Below are the records; pull every line that includes "koje".

#### RECORDS ####

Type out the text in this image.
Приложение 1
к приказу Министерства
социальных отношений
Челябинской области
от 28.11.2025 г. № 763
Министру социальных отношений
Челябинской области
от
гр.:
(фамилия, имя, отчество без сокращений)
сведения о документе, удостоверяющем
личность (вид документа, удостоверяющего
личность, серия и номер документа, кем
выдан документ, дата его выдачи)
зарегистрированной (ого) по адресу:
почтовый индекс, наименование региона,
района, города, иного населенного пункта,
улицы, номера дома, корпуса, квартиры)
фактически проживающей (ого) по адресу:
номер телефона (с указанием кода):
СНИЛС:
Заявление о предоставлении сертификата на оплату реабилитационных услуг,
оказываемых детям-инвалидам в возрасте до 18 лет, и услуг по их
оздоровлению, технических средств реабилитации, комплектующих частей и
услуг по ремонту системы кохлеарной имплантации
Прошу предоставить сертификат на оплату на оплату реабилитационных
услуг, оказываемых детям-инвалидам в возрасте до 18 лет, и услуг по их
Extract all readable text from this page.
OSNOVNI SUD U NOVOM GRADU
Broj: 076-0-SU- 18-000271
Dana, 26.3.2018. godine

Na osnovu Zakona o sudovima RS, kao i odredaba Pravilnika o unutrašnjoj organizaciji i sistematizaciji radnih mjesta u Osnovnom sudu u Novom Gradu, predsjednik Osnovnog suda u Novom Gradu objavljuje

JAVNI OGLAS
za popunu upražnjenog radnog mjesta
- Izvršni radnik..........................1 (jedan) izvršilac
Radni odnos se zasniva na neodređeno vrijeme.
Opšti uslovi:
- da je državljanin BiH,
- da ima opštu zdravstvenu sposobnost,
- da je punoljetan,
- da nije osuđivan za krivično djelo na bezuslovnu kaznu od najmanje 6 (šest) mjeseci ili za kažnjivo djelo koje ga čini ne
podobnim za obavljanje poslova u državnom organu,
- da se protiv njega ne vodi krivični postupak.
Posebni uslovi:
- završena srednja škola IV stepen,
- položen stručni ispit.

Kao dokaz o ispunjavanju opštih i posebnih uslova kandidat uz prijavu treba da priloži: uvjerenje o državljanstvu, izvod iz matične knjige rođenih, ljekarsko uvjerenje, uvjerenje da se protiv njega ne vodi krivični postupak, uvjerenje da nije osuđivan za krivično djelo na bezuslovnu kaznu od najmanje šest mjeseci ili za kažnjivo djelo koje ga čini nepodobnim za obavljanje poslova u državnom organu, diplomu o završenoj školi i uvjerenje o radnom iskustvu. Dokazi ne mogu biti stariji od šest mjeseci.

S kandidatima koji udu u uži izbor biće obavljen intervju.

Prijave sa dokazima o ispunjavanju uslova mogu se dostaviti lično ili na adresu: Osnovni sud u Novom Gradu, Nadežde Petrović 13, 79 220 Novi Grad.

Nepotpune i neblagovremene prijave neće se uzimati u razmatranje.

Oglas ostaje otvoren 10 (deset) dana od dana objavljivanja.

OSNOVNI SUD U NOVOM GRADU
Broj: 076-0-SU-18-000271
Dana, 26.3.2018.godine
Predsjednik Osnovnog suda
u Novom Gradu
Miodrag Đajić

####

__RESULT OF THE EXERCISE__.
- da nije osuđivan za krivično djelo na bezuslovnu kaznu od najmanje 6 (šest) mjeseci ili za kažnjivo djelo koje ga čini ne
Kao dokaz o ispunjavanju opštih i posebnih uslova kandidat uz prijavu treba da priloži: uvjerenje o državljanstvu, izvod iz matične knjige rođenih, ljekarsko uvjerenje, uvjerenje da se protiv njega ne vodi krivični postupak, uvjerenje da nije osuđivan za krivično djelo na bezuslovnu kaznu od najmanje šest mjeseci ili za kažnjivo djelo koje ga čini nepodobnim za obavljanje poslova u državnom organu, diplomu o završenoj školi i uvjerenje o radnom iskustvu. Dokazi ne mogu biti stariji od šest mjeseci.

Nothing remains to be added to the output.